*Rows*.
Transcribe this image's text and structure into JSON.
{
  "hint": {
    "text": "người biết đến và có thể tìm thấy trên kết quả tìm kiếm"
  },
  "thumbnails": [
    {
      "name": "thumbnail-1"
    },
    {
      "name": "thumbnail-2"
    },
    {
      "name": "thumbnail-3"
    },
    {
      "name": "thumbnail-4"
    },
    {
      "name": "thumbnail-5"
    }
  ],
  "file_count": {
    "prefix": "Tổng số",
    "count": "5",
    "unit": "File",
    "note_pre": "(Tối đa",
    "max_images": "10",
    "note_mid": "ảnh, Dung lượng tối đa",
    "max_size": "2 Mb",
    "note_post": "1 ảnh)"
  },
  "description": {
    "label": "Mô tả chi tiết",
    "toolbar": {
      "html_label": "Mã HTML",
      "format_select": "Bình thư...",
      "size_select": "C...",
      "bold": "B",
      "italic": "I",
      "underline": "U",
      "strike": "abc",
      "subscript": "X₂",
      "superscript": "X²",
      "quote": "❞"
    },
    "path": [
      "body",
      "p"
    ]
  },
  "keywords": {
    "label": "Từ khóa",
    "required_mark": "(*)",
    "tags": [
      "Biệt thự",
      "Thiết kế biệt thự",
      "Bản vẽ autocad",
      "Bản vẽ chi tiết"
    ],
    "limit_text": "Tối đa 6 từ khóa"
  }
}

...

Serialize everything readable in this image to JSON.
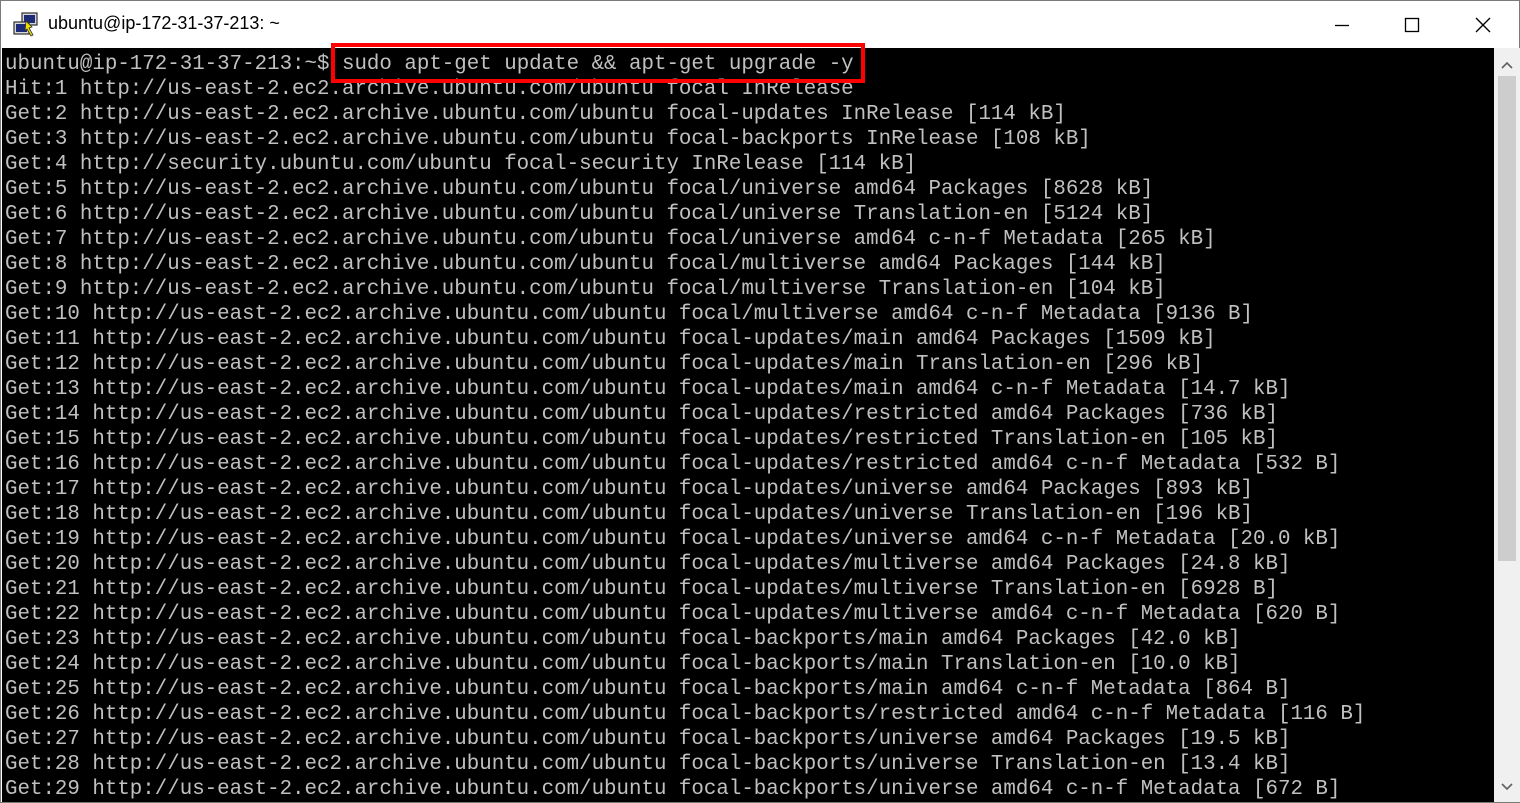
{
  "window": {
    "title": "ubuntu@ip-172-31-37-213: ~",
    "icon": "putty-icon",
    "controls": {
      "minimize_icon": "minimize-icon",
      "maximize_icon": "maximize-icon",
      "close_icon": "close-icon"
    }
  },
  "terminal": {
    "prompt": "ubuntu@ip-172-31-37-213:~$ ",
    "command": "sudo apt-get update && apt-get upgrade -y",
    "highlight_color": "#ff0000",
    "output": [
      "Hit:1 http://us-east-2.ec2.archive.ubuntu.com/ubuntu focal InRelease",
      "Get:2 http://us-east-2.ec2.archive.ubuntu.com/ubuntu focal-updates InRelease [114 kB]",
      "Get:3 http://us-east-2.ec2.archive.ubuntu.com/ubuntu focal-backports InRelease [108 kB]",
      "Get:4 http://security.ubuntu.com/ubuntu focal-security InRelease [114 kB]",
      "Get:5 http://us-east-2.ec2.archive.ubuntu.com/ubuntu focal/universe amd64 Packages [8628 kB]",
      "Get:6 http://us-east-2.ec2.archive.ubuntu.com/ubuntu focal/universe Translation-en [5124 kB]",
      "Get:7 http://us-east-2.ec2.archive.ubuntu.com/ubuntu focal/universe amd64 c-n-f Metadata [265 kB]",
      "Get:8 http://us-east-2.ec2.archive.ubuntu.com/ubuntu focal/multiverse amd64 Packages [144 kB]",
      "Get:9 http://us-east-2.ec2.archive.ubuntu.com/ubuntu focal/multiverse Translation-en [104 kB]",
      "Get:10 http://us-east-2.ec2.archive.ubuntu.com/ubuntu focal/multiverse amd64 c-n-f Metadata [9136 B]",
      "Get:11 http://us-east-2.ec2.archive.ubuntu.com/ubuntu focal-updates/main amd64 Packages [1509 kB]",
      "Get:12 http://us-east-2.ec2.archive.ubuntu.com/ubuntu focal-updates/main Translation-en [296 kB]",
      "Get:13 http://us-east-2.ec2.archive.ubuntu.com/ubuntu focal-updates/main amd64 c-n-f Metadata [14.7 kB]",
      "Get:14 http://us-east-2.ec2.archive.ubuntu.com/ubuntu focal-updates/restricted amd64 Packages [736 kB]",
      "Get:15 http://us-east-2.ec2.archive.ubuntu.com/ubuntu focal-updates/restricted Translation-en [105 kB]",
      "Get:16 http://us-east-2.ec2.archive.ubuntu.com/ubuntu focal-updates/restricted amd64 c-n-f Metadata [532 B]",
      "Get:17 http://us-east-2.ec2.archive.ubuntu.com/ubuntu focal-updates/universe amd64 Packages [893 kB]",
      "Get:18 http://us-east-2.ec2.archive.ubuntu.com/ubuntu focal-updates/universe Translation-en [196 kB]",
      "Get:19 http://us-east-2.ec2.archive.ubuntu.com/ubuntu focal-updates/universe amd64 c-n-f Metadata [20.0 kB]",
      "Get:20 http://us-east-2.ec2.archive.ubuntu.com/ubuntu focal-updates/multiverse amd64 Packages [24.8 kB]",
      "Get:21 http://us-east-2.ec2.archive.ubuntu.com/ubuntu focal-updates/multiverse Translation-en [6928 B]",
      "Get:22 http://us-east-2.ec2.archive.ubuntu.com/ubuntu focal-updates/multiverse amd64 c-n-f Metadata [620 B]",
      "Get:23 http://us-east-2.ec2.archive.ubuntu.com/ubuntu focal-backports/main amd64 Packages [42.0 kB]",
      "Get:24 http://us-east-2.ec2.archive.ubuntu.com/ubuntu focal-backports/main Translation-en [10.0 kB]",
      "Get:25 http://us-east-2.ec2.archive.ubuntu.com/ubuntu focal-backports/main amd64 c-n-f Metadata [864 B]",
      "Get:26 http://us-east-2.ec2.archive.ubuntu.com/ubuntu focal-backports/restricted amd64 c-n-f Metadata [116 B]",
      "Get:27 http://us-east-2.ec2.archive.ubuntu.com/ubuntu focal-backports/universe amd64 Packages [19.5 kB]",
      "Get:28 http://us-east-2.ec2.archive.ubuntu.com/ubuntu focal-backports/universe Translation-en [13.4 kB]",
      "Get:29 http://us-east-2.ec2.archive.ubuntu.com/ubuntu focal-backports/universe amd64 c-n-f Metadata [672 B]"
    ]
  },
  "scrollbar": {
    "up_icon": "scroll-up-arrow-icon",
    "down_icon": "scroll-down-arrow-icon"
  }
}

*Exercise description*.
Identify the lines of the entries containing the string "JSON". Copy each such line.

*Problem solution*.
Transcribe this image's text and structure into JSON.
Serialize everything readable in this image to JSON.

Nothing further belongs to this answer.